■ Stated task
Output every line exactly as written. Leave out pictures.

■ Recorded information
_ _ _ _
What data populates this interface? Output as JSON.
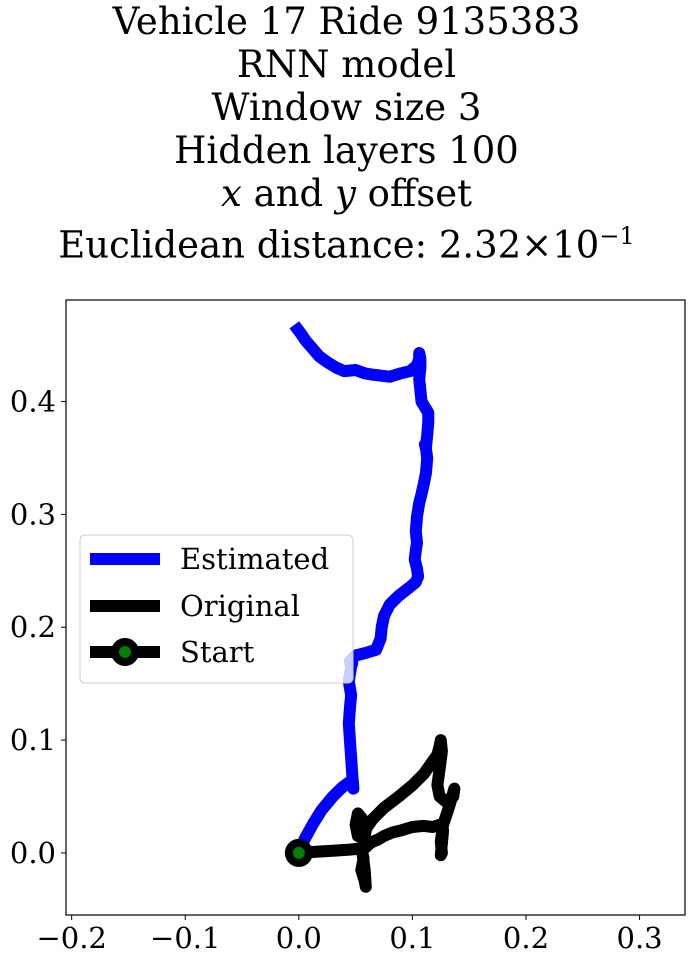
{
  "title": {
    "line1": "Vehicle 17 Ride 9135383",
    "line2": "RNN model",
    "line3": "Window size 3",
    "line4": "Hidden layers 100",
    "line5_var_x": "x",
    "line5_mid": " and ",
    "line5_var_y": "y",
    "line5_end": " offset",
    "line6_prefix": "Euclidean distance: ",
    "line6_mantissa": "2.32",
    "line6_times": "×",
    "line6_base": "10",
    "line6_exp": "−1"
  },
  "chart_data": {
    "type": "line",
    "xlim": [
      -0.205,
      0.34
    ],
    "ylim": [
      -0.055,
      0.49
    ],
    "xticks": [
      -0.2,
      -0.1,
      0.0,
      0.1,
      0.2,
      0.3
    ],
    "xtick_labels": [
      "−0.2",
      "−0.1",
      "0.0",
      "0.1",
      "0.2",
      "0.3"
    ],
    "yticks": [
      0.0,
      0.1,
      0.2,
      0.3,
      0.4
    ],
    "ytick_labels": [
      "0.0",
      "0.1",
      "0.2",
      "0.3",
      "0.4"
    ],
    "grid": false,
    "legend_position": "center-left",
    "series": [
      {
        "name": "Estimated",
        "color": "#0000ff",
        "x": [
          0.0,
          0.005,
          0.012,
          0.02,
          0.03,
          0.038,
          0.045,
          0.048,
          0.047,
          0.046,
          0.045,
          0.044,
          0.045,
          0.046,
          0.044,
          0.046,
          0.045,
          0.047,
          0.046,
          0.047,
          0.05,
          0.058,
          0.068,
          0.072,
          0.073,
          0.075,
          0.08,
          0.088,
          0.097,
          0.103,
          0.105,
          0.104,
          0.102,
          0.103,
          0.104,
          0.103,
          0.104,
          0.106,
          0.108,
          0.11,
          0.112,
          0.113,
          0.112,
          0.111,
          0.112,
          0.113,
          0.114,
          0.114,
          0.108,
          0.107,
          0.106,
          0.107,
          0.107,
          0.106,
          0.106,
          0.104,
          0.098,
          0.09,
          0.08,
          0.072,
          0.064,
          0.058,
          0.05,
          0.04,
          0.033,
          0.025,
          0.018,
          0.012,
          0.006,
          0.002,
          -0.004
        ],
        "y": [
          0.0,
          0.012,
          0.025,
          0.038,
          0.05,
          0.058,
          0.063,
          0.057,
          0.07,
          0.085,
          0.1,
          0.115,
          0.128,
          0.14,
          0.152,
          0.165,
          0.17,
          0.168,
          0.165,
          0.172,
          0.175,
          0.177,
          0.18,
          0.19,
          0.2,
          0.21,
          0.22,
          0.228,
          0.235,
          0.24,
          0.245,
          0.252,
          0.26,
          0.268,
          0.275,
          0.285,
          0.298,
          0.31,
          0.318,
          0.327,
          0.337,
          0.35,
          0.358,
          0.362,
          0.36,
          0.37,
          0.382,
          0.39,
          0.4,
          0.41,
          0.42,
          0.43,
          0.438,
          0.443,
          0.438,
          0.432,
          0.427,
          0.425,
          0.422,
          0.423,
          0.424,
          0.425,
          0.428,
          0.427,
          0.43,
          0.435,
          0.44,
          0.447,
          0.454,
          0.46,
          0.468
        ]
      },
      {
        "name": "Original",
        "color": "#000000",
        "x": [
          0.0,
          0.015,
          0.03,
          0.045,
          0.055,
          0.057,
          0.055,
          0.058,
          0.059,
          0.058,
          0.056,
          0.057,
          0.059,
          0.056,
          0.052,
          0.05,
          0.052,
          0.058,
          0.065,
          0.075,
          0.088,
          0.1,
          0.11,
          0.117,
          0.122,
          0.124,
          0.125,
          0.126,
          0.124,
          0.122,
          0.124,
          0.13,
          0.136,
          0.137,
          0.132,
          0.127,
          0.125,
          0.126,
          0.125,
          0.127,
          0.124,
          0.118,
          0.11,
          0.1,
          0.09,
          0.082,
          0.075,
          0.07,
          0.065,
          0.062,
          0.06,
          0.058
        ],
        "y": [
          0.0,
          0.001,
          0.002,
          0.003,
          0.004,
          -0.005,
          -0.015,
          -0.025,
          -0.03,
          -0.015,
          0.0,
          0.01,
          0.02,
          0.03,
          0.035,
          0.025,
          0.015,
          0.02,
          0.03,
          0.04,
          0.05,
          0.06,
          0.07,
          0.08,
          0.087,
          0.095,
          0.1,
          0.09,
          0.075,
          0.06,
          0.05,
          0.045,
          0.05,
          0.057,
          0.04,
          0.025,
          0.01,
          0.0,
          -0.002,
          0.02,
          0.025,
          0.023,
          0.024,
          0.023,
          0.02,
          0.018,
          0.015,
          0.012,
          0.01,
          0.008,
          0.006,
          0.004
        ]
      }
    ],
    "start_point": {
      "name": "Start",
      "x": 0.0,
      "y": 0.0,
      "marker_face": "#008000",
      "marker_edge": "#000000"
    },
    "legend": {
      "estimated": "Estimated",
      "original": "Original",
      "start": "Start"
    }
  }
}
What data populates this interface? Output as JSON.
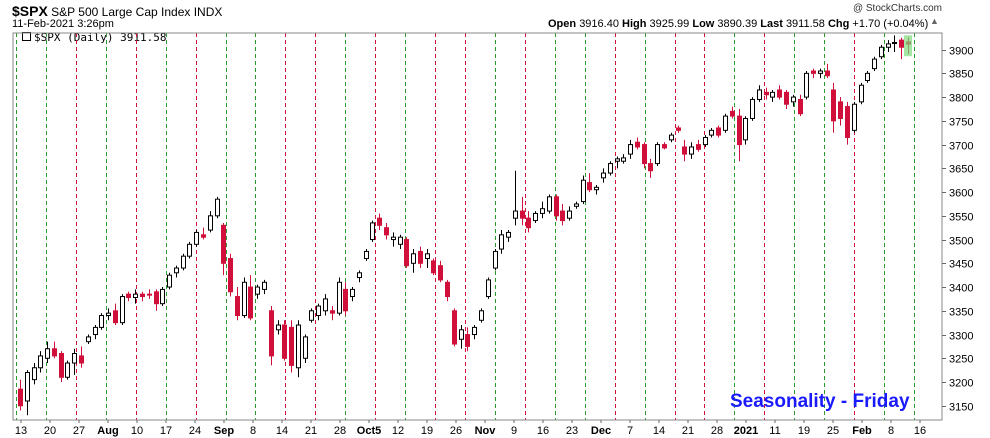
_ _ _ _
■ Exercise output
What data populates this interface? Output as JSON.
{
  "title": {
    "line1": "Vehicle 17 Ride 9135383",
    "line2": "RNN model",
    "line3": "Window size 3",
    "line4": "Hidden layers 100",
    "line5_var_x": "x",
    "line5_mid": " and ",
    "line5_var_y": "y",
    "line5_end": " offset",
    "line6_prefix": "Euclidean distance: ",
    "line6_mantissa": "2.32",
    "line6_times": "×",
    "line6_base": "10",
    "line6_exp": "−1"
  },
  "chart_data": {
    "type": "line",
    "xlim": [
      -0.205,
      0.34
    ],
    "ylim": [
      -0.055,
      0.49
    ],
    "xticks": [
      -0.2,
      -0.1,
      0.0,
      0.1,
      0.2,
      0.3
    ],
    "xtick_labels": [
      "−0.2",
      "−0.1",
      "0.0",
      "0.1",
      "0.2",
      "0.3"
    ],
    "yticks": [
      0.0,
      0.1,
      0.2,
      0.3,
      0.4
    ],
    "ytick_labels": [
      "0.0",
      "0.1",
      "0.2",
      "0.3",
      "0.4"
    ],
    "grid": false,
    "legend_position": "center-left",
    "series": [
      {
        "name": "Estimated",
        "color": "#0000ff",
        "x": [
          0.0,
          0.005,
          0.012,
          0.02,
          0.03,
          0.038,
          0.045,
          0.048,
          0.047,
          0.046,
          0.045,
          0.044,
          0.045,
          0.046,
          0.044,
          0.046,
          0.045,
          0.047,
          0.046,
          0.047,
          0.05,
          0.058,
          0.068,
          0.072,
          0.073,
          0.075,
          0.08,
          0.088,
          0.097,
          0.103,
          0.105,
          0.104,
          0.102,
          0.103,
          0.104,
          0.103,
          0.104,
          0.106,
          0.108,
          0.11,
          0.112,
          0.113,
          0.112,
          0.111,
          0.112,
          0.113,
          0.114,
          0.114,
          0.108,
          0.107,
          0.106,
          0.107,
          0.107,
          0.106,
          0.106,
          0.104,
          0.098,
          0.09,
          0.08,
          0.072,
          0.064,
          0.058,
          0.05,
          0.04,
          0.033,
          0.025,
          0.018,
          0.012,
          0.006,
          0.002,
          -0.004
        ],
        "y": [
          0.0,
          0.012,
          0.025,
          0.038,
          0.05,
          0.058,
          0.063,
          0.057,
          0.07,
          0.085,
          0.1,
          0.115,
          0.128,
          0.14,
          0.152,
          0.165,
          0.17,
          0.168,
          0.165,
          0.172,
          0.175,
          0.177,
          0.18,
          0.19,
          0.2,
          0.21,
          0.22,
          0.228,
          0.235,
          0.24,
          0.245,
          0.252,
          0.26,
          0.268,
          0.275,
          0.285,
          0.298,
          0.31,
          0.318,
          0.327,
          0.337,
          0.35,
          0.358,
          0.362,
          0.36,
          0.37,
          0.382,
          0.39,
          0.4,
          0.41,
          0.42,
          0.43,
          0.438,
          0.443,
          0.438,
          0.432,
          0.427,
          0.425,
          0.422,
          0.423,
          0.424,
          0.425,
          0.428,
          0.427,
          0.43,
          0.435,
          0.44,
          0.447,
          0.454,
          0.46,
          0.468
        ]
      },
      {
        "name": "Original",
        "color": "#000000",
        "x": [
          0.0,
          0.015,
          0.03,
          0.045,
          0.055,
          0.057,
          0.055,
          0.058,
          0.059,
          0.058,
          0.056,
          0.057,
          0.059,
          0.056,
          0.052,
          0.05,
          0.052,
          0.058,
          0.065,
          0.075,
          0.088,
          0.1,
          0.11,
          0.117,
          0.122,
          0.124,
          0.125,
          0.126,
          0.124,
          0.122,
          0.124,
          0.13,
          0.136,
          0.137,
          0.132,
          0.127,
          0.125,
          0.126,
          0.125,
          0.127,
          0.124,
          0.118,
          0.11,
          0.1,
          0.09,
          0.082,
          0.075,
          0.07,
          0.065,
          0.062,
          0.06,
          0.058
        ],
        "y": [
          0.0,
          0.001,
          0.002,
          0.003,
          0.004,
          -0.005,
          -0.015,
          -0.025,
          -0.03,
          -0.015,
          0.0,
          0.01,
          0.02,
          0.03,
          0.035,
          0.025,
          0.015,
          0.02,
          0.03,
          0.04,
          0.05,
          0.06,
          0.07,
          0.08,
          0.087,
          0.095,
          0.1,
          0.09,
          0.075,
          0.06,
          0.05,
          0.045,
          0.05,
          0.057,
          0.04,
          0.025,
          0.01,
          0.0,
          -0.002,
          0.02,
          0.025,
          0.023,
          0.024,
          0.023,
          0.02,
          0.018,
          0.015,
          0.012,
          0.01,
          0.008,
          0.006,
          0.004
        ]
      }
    ],
    "start_point": {
      "name": "Start",
      "x": 0.0,
      "y": 0.0,
      "marker_face": "#008000",
      "marker_edge": "#000000"
    },
    "legend": {
      "estimated": "Estimated",
      "original": "Original",
      "start": "Start"
    }
  }
}
What data populates this interface? Output as JSON.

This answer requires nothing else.